┌──

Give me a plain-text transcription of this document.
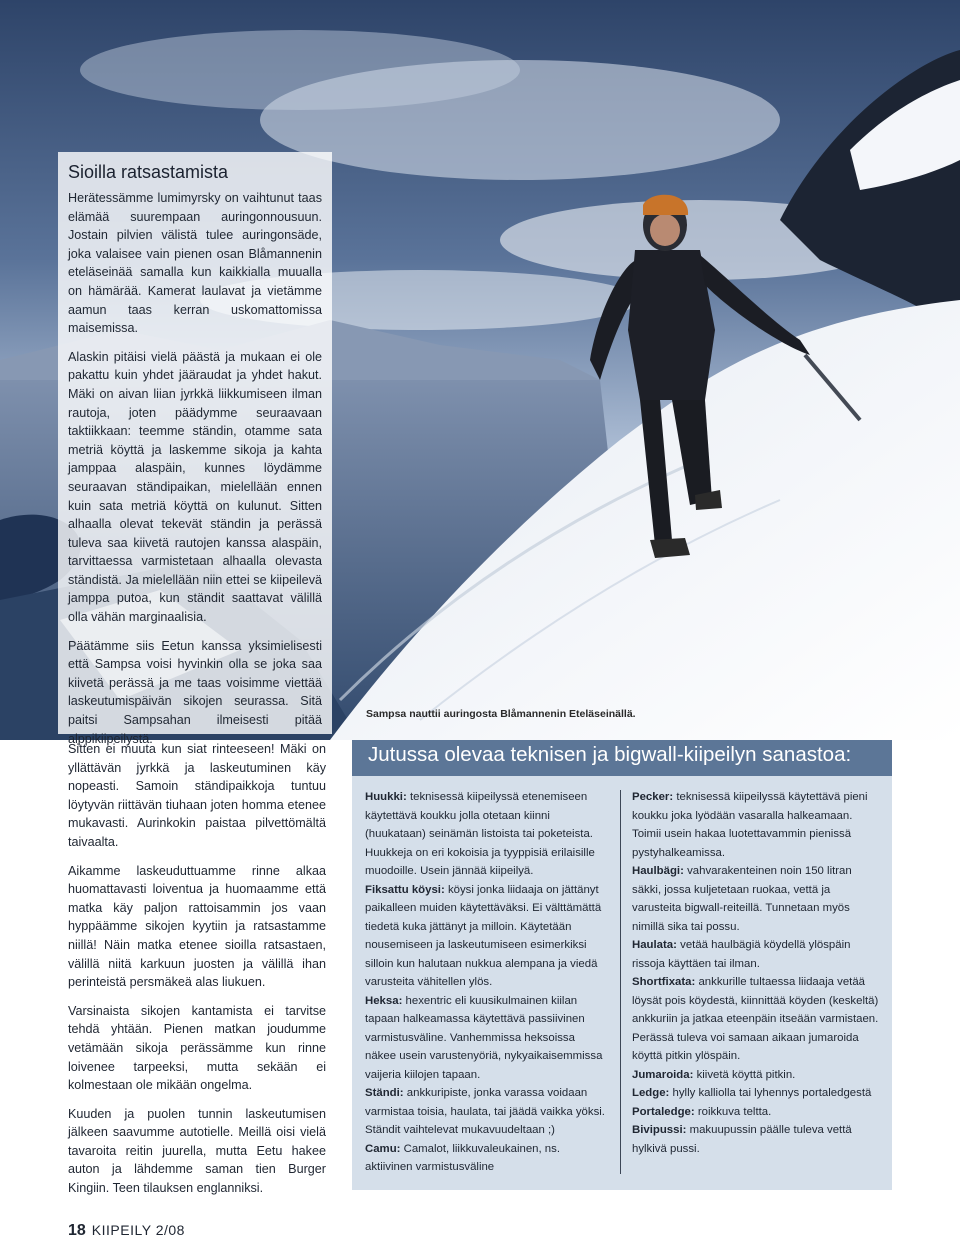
Sioilla ratsastamista

Herätessämme lumimyrsky on vaihtunut taas elämää suurempaan auringonnousuun. Jostain pilvien välistä tulee auringonsäde, joka valaisee vain pienen osan Blåmannenin eteläseinää samalla kun kaikkialla muualla on hämärää. Kamerat laulavat ja vietämme aamun taas kerran uskomattomissa maisemissa.

Alaskin pitäisi vielä päästä ja mukaan ei ole pakattu kuin yhdet jääraudat ja yhdet hakut. Mäki on aivan liian jyrkkä liikkumiseen ilman rautoja, joten päädymme seuraavaan taktiikkaan: teemme ständin, otamme sata metriä köyttä ja laskemme sikoja ja kahta jamppaa alaspäin, kunnes löydämme seuraavan ständipaikan, mielellään ennen kuin sata metriä köyttä on kulunut. Sitten alhaalla olevat tekevät ständin ja perässä tuleva saa kiivetä rautojen kanssa alaspäin, tarvittaessa varmistetaan alhaalla olevasta ständistä. Ja mielellään niin ettei se kiipeilevä jamppa putoa, kun ständit saattavat välillä olla vähän marginaalisia.

Päätämme siis Eetun kanssa yksimielisesti että Sampsa voisi hyvinkin olla se joka saa kiivetä perässä ja me taas voisimme viettää laskeutumispäivän sikojen seurassa. Sitä paitsi Sampsahan ilmeisesti pitää alppikiipeilystä.

Sitten ei muuta kun siat rinteeseen! Mäki on yllättävän jyrkkä ja laskeutuminen käy nopeasti. Samoin ständipaikkoja tuntuu löytyvän riittävän tiuhaan joten homma etenee mukavasti. Aurinkokin paistaa pilvettömältä taivaalta.

Aikamme laskeuduttuamme rinne alkaa huomattavasti loiventua ja huomaamme että matka käy paljon rattoisammin jos vaan hyppäämme sikojen kyytiin ja ratsastamme niillä! Näin matka etenee sioilla ratsastaen, välillä niitä karkuun juosten ja välillä ihan perinteistä persmäkeä alas liukuen.

Varsinaista sikojen kantamista ei tarvitse tehdä yhtään. Pienen matkan joudumme vetämään sikoja perässämme kun rinne loivenee tarpeeksi, mutta sekään ei kolmestaan ole mikään ongelma.

Kuuden ja puolen tunnin laskeutumisen jälkeen saavumme autotielle. Meillä oisi vielä tavaroita reitin juurella, mutta Eetu hakee auton ja lähdemme saman tien Burger Kingiin. Teen tilauksen englanniksi.

Sampsa nauttii auringosta Blåmannenin Eteläseinällä.
Jutussa olevaa teknisen ja bigwall-kiipeilyn sanastoa:

Huukki: teknisessä kiipeilyssä etenemiseen käytettävä koukku jolla otetaan kiinni (huukataan) seinämän listoista tai poketeista. Huukkeja on eri kokoisia ja tyyppisiä erilaisille muodoille. Usein jännää kiipeilyä.

Fiksattu köysi: köysi jonka liidaaja on jättänyt paikalleen muiden käytettäväksi. Ei välttämättä tiedetä kuka jättänyt ja milloin. Käytetään nousemiseen ja laskeutumiseen esimerkiksi silloin kun halutaan nukkua alempana ja viedä varusteita vähitellen ylös.

Heksa: hexentric eli kuusikulmainen kiilan tapaan halkeamassa käytettävä passiivinen varmistusväline. Vanhemmissa heksoissa näkee usein varustenyöriä, nykyaikaisemmissa vaijeria kiilojen tapaan.

Ständi: ankkuripiste, jonka varassa voidaan varmistaa toisia, haulata, tai jäädä vaikka yöksi. Ständit vaihtelevat mukavuudeltaan ;)

Camu: Camalot, liikkuvaleukainen, ns. aktiivinen varmistusväline

Pecker: teknisessä kiipeilyssä käytettävä pieni koukku joka lyödään vasaralla halkeamaan. Toimii usein hakaa luotettavammin pienissä pystyhalkeamissa.

Haulbägi: vahvarakenteinen noin 150 litran säkki, jossa kuljetetaan ruokaa, vettä ja varusteita bigwall-reiteillä. Tunnetaan myös nimillä sika tai possu.

Haulata: vetää haulbägiä köydellä ylöspäin rissoja käyttäen tai ilman.

Shortfixata: ankkurille tultaessa liidaaja vetää löysät pois köydestä, kiinnittää köyden (keskeltä) ankkuriin ja jatkaa eteenpäin itseään varmistaen. Perässä tuleva voi samaan aikaan jumaroida köyttä pitkin ylöspäin.

Jumaroida: kiivetä köyttä pitkin.

Ledge: hylly kalliolla tai lyhennys portaledgestä

Portaledge: roikkuva teltta.

Bivipussi: makuupussin päälle tuleva vettä hylkivä pussi.

18 KIIPEILY 2/08
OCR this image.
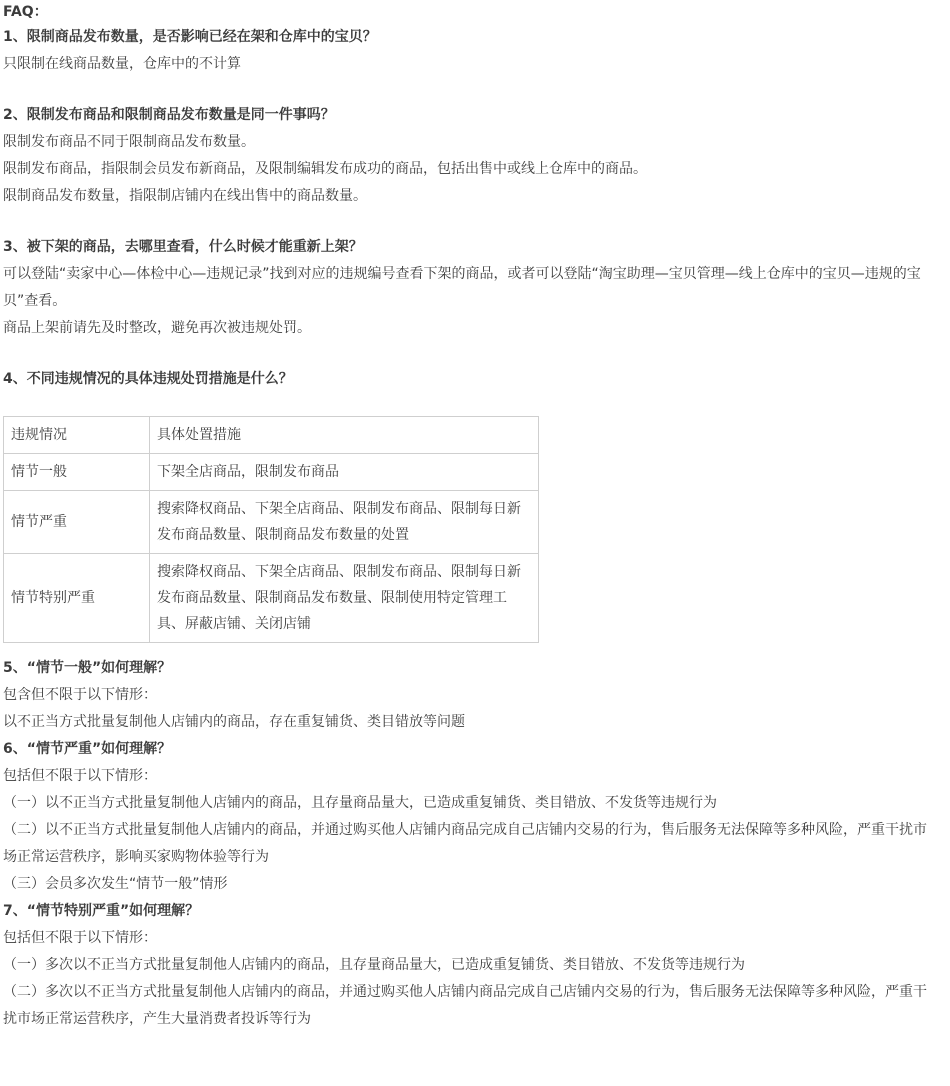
FAQ：
1、限制商品发布数量，是否影响已经在架和仓库中的宝贝？
只限制在线商品数量，仓库中的不计算
2、限制发布商品和限制商品发布数量是同一件事吗？
限制发布商品不同于限制商品发布数量。
限制发布商品，指限制会员发布新商品，及限制编辑发布成功的商品，包括出售中或线上仓库中的商品。
限制商品发布数量，指限制店铺内在线出售中的商品数量。
3、被下架的商品，去哪里查看，什么时候才能重新上架？
可以登陆“卖家中心—体检中心—违规记录”找到对应的违规编号查看下架的商品，或者可以登陆“淘宝助理—宝贝管理—线上仓库中的宝贝—违规的宝贝”查看。
商品上架前请先及时整改，避免再次被违规处罚。
4、不同违规情况的具体违规处罚措施是什么？
违规情况	具体处置措施
情节一般	下架全店商品，限制发布商品
情节严重	搜索降权商品、下架全店商品、限制发布商品、限制每日新发布商品数量、限制商品发布数量的处置
情节特别严重	搜索降权商品、下架全店商品、限制发布商品、限制每日新发布商品数量、限制商品发布数量、限制使用特定管理工具、屏蔽店铺、关闭店铺
5、“情节一般”如何理解？
包含但不限于以下情形：
以不正当方式批量复制他人店铺内的商品，存在重复铺货、类目错放等问题
6、“情节严重”如何理解？
包括但不限于以下情形：
（一）以不正当方式批量复制他人店铺内的商品，且存量商品量大，已造成重复铺货、类目错放、不发货等违规行为
（二）以不正当方式批量复制他人店铺内的商品，并通过购买他人店铺内商品完成自己店铺内交易的行为，售后服务无法保障等多种风险，严重干扰市场正常运营秩序，影响买家购物体验等行为
（三）会员多次发生“情节一般”情形
7、“情节特别严重”如何理解？
包括但不限于以下情形：
（一）多次以不正当方式批量复制他人店铺内的商品，且存量商品量大，已造成重复铺货、类目错放、不发货等违规行为
（二）多次以不正当方式批量复制他人店铺内的商品，并通过购买他人店铺内商品完成自己店铺内交易的行为，售后服务无法保障等多种风险，严重干扰市场正常运营秩序，产生大量消费者投诉等行为
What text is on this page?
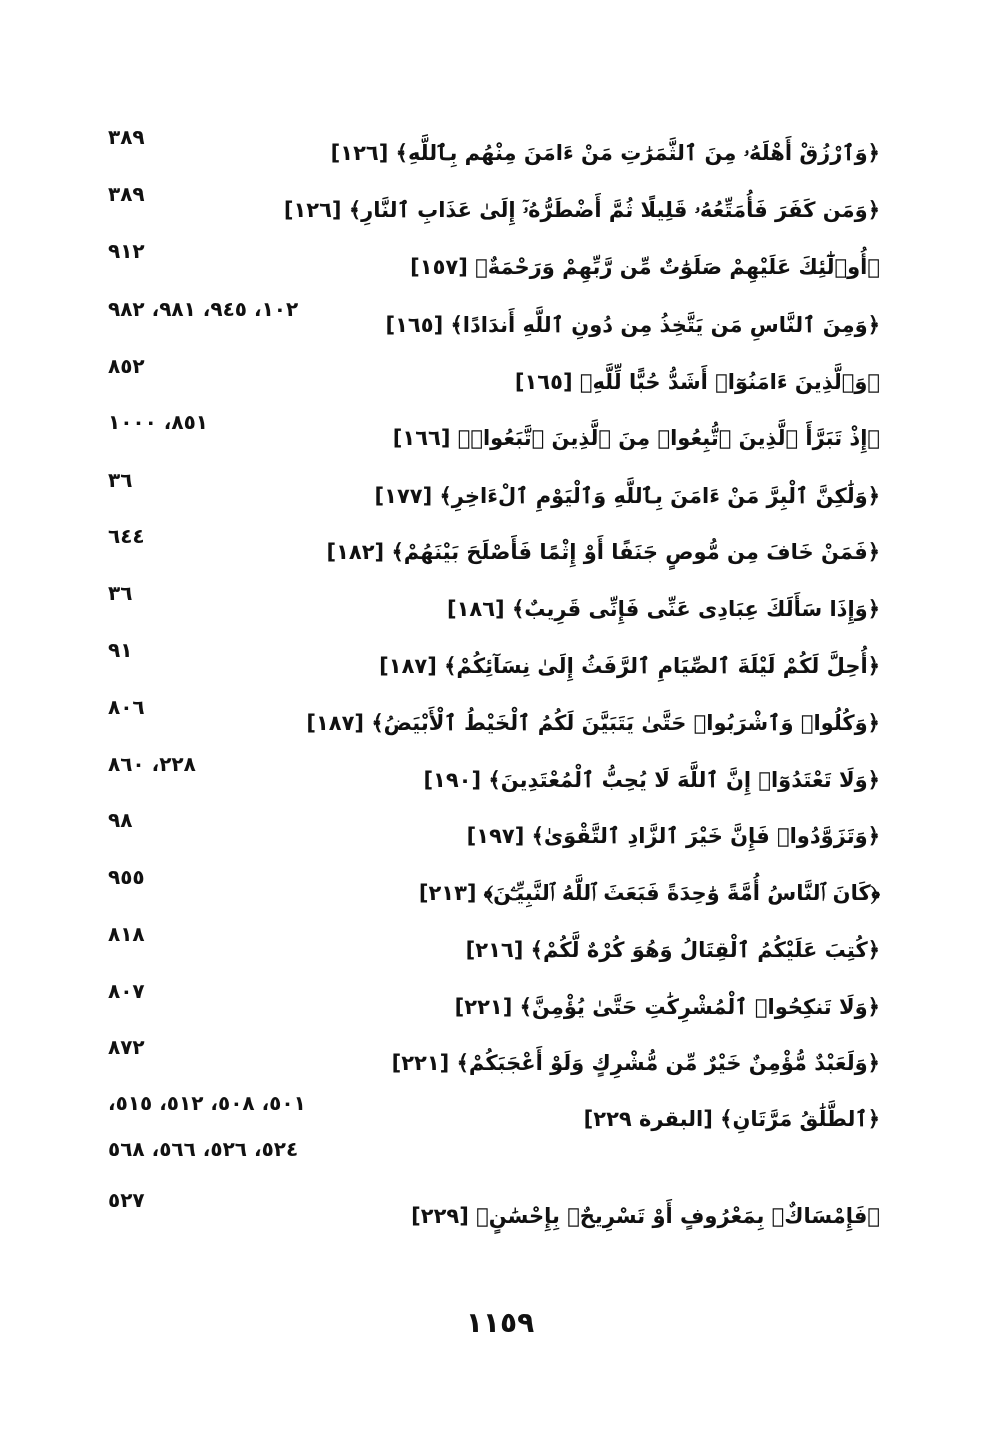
﴿وَٱرْزُقْ أَهْلَهُۥ مِنَ ٱلثَّمَرَٰتِ مَنْ ءَامَنَ مِنْهُم بِٱللَّهِ﴾ [١٢٦]
٣٨٩
﴿وَمَن كَفَرَ فَأُمَتِّعُهُۥ قَلِيلًا ثُمَّ أَضْطَرُّهُۥٓ إِلَىٰ عَذَابِ ٱلنَّارِ﴾ [١٢٦]
٣٨٩
﴿أُو۟لَٰٓئِكَ عَلَيْهِمْ صَلَوَٰتٌ مِّن رَّبِّهِمْ وَرَحْمَةٌ﴾ [١٥٧]
٩١٢
﴿وَمِنَ ٱلنَّاسِ مَن يَتَّخِذُ مِن دُونِ ٱللَّهِ أَندَادًا﴾ [١٦٥]
١٠٢، ٩٤٥، ٩٨١، ٩٨٢
﴿وَٱلَّذِينَ ءَامَنُوٓا۟ أَشَدُّ حُبًّا لِّلَّهِ﴾ [١٦٥]
٨٥٢
﴿إِذْ تَبَرَّأَ ٱلَّذِينَ ٱتُّبِعُوا۟ مِنَ ٱلَّذِينَ ٱتَّبَعُوا۟﴾ [١٦٦]
٨٥١، ١٠٠٠
﴿وَلَٰكِنَّ ٱلْبِرَّ مَنْ ءَامَنَ بِٱللَّهِ وَٱلْيَوْمِ ٱلْءَاخِرِ﴾ [١٧٧]
٣٦
﴿فَمَنْ خَافَ مِن مُّوصٍ جَنَفًا أَوْ إِثْمًا فَأَصْلَحَ بَيْنَهُمْ﴾ [١٨٢]
٦٤٤
﴿وَإِذَا سَأَلَكَ عِبَادِى عَنِّى فَإِنِّى قَرِيبٌ﴾ [١٨٦]
٣٦
﴿أُحِلَّ لَكُمْ لَيْلَةَ ٱلصِّيَامِ ٱلرَّفَثُ إِلَىٰ نِسَآئِكُمْ﴾ [١٨٧]
٩١
﴿وَكُلُوا۟ وَٱشْرَبُوا۟ حَتَّىٰ يَتَبَيَّنَ لَكُمُ ٱلْخَيْطُ ٱلْأَبْيَضُ﴾ [١٨٧]
٨٠٦
﴿وَلَا تَعْتَدُوٓا۟ إِنَّ ٱللَّهَ لَا يُحِبُّ ٱلْمُعْتَدِينَ﴾ [١٩٠]
٢٢٨، ٨٦٠
﴿وَتَزَوَّدُوا۟ فَإِنَّ خَيْرَ ٱلزَّادِ ٱلتَّقْوَىٰ﴾ [١٩٧]
٩٨
﴿كَانَ ٱلنَّاسُ أُمَّةً وَٰحِدَةً فَبَعَثَ ٱللَّهُ ٱلنَّبِيِّـۧنَ﴾ [٢١٣]
٩٥٥
﴿كُتِبَ عَلَيْكُمُ ٱلْقِتَالُ وَهُوَ كُرْهٌ لَّكُمْ﴾ [٢١٦]
٨١٨
﴿وَلَا تَنكِحُوا۟ ٱلْمُشْرِكَٰتِ حَتَّىٰ يُؤْمِنَّ﴾ [٢٢١]
٨٠٧
﴿وَلَعَبْدٌ مُّؤْمِنٌ خَيْرٌ مِّن مُّشْرِكٍ وَلَوْ أَعْجَبَكُمْ﴾ [٢٢١]
٨٧٢
﴿ٱلطَّلَٰقُ مَرَّتَانِ﴾ [البقرة ٢٢٩]
٥٠١، ٥٠٨، ٥١٢، ٥١٥،
٥٢٤، ٥٢٦، ٥٦٦، ٥٦٨
﴿فَإِمْسَاكٌۢ بِمَعْرُوفٍ أَوْ تَسْرِيحٌۢ بِإِحْسَٰنٍ﴾ [٢٢٩]
٥٢٧
١١٥٩
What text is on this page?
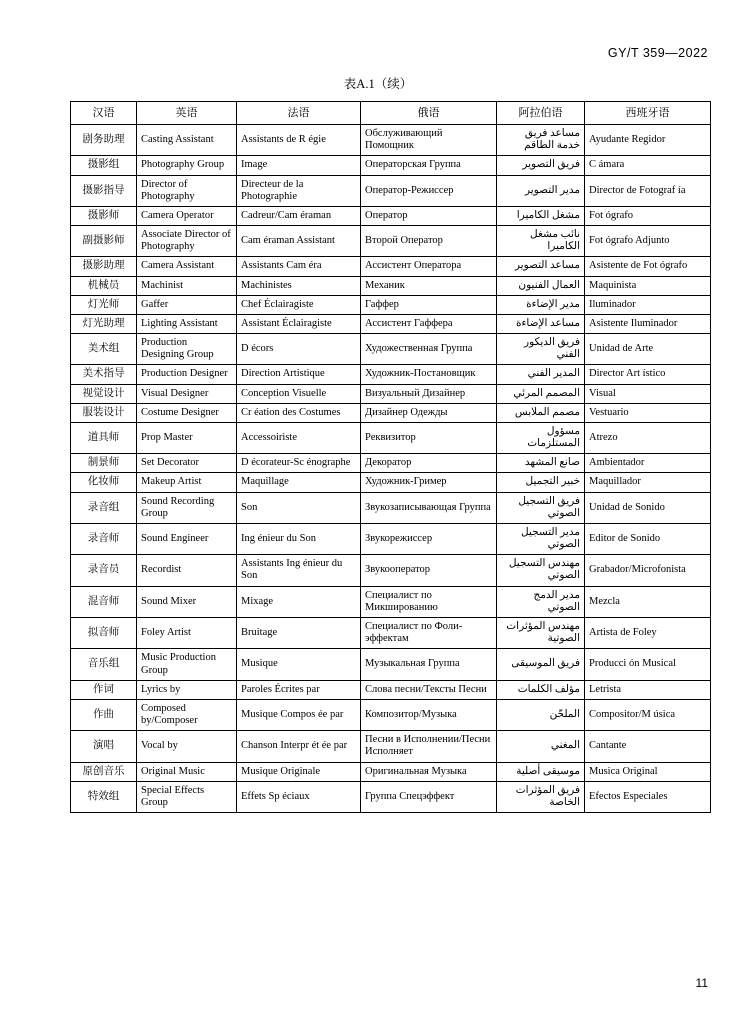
GY/T 359—2022
表A.1（续）
汉语	英语	法语	俄语	阿拉伯语	西班牙语
剧务助理	Casting Assistant	Assistants de R égie	Обслуживающий Помощник	مساعد فريق خدمة الطاقم	Ayudante Regidor
摄影组	Photography Group	Image	Операторская Группа	فريق التصوير	C ámara
摄影指导	Director of Photography	Directeur de la Photographie	Оператор-Режиссер	مدير التصوير	Director de Fotograf ía
摄影师	Camera Operator	Cadreur/Cam éraman	Оператор	مشغل الكاميرا	Fot ógrafo
副摄影师	Associate Director of Photography	Cam éraman Assistant	Второй Оператор	نائب مشغل الكاميرا	Fot ógrafo Adjunto
摄影助理	Camera Assistant	Assistants Cam éra	Ассистент Оператора	مساعد التصوير	Asistente de Fot ógrafo
机械员	Machinist	Machinistes	Механик	العمال الفنيون	Maquinista
灯光师	Gaffer	Chef Éclairagiste	Гаффер	مدير الإضاءة	Iluminador
灯光助理	Lighting Assistant	Assistant Éclairagiste	Ассистент Гаффера	مساعد الإضاءة	Asistente Iluminador
美术组	Production Designing Group	D écors	Художественная Группа	فريق الديكور الفني	Unidad de Arte
美术指导	Production Designer	Direction Artistique	Художник-Постановщик	المدير الفني	Director Art ístico
视觉设计	Visual Designer	Conception Visuelle	Визуальный Дизайнер	المصمم المرئي	Visual
服装设计	Costume Designer	Cr éation des Costumes	Дизайнер Одежды	مصمم الملابس	Vestuario
道具师	Prop Master	Accessoiriste	Реквизитор	مسؤول المستلزمات	Atrezo
制景师	Set Decorator	D écorateur-Sc énographe	Декоратор	صانع المشهد	Ambientador
化妆师	Makeup Artist	Maquillage	Художник-Гример	خبير التجميل	Maquillador
录音组	Sound Recording Group	Son	Звукозаписывающая Группа	فريق التسجيل الصوتي	Unidad de Sonido
录音师	Sound Engineer	Ing énieur du Son	Звукорежиссер	مدير التسجيل الصوتي	Editor de Sonido
录音员	Recordist	Assistants Ing énieur du Son	Звукооператор	مهندس التسجيل الصوتي	Grabador/Microfonista
混音师	Sound Mixer	Mixage	Специалист по Микшированию	مدير الدمج الصوتي	Mezcla
拟音师	Foley Artist	Bruitage	Специалист по Фоли-эффектам	مهندس المؤثرات الصوتية	Artista de Foley
音乐组	Music Production Group	Musique	Музыкальная Группа	فريق الموسيقى	Producci ón Musical
作词	Lyrics by	Paroles Écrites par	Слова песни/Тексты Песни	مؤلف الكلمات	Letrista
作曲	Composed by/Composer	Musique Compos ée par	Композитор/Музыка	الملحّن	Compositor/M úsica
演唱	Vocal by	Chanson Interpr ét ée par	Песни в Исполнении/Песни Исполняет	المغني	Cantante
原创音乐	Original Music	Musique Originale	Оригинальная Музыка	موسيقى أصلية	Musica Original
特效组	Special Effects Group	Effets Sp éciaux	Группа Спецэффект	فريق المؤثرات الخاصة	Efectos Especiales
11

└──

EXERCISE: Look through the entries above. Extract each line with the word "不发货等违规行为".

TASK ANSWER:
（一）以不正当方式批量复制他人店铺内的商品，且存量商品量大，已造成重复铺货、类目错放、不发货等违规行为
（一）多次以不正当方式批量复制他人店铺内的商品，且存量商品量大，已造成重复铺货、类目错放、不发货等违规行为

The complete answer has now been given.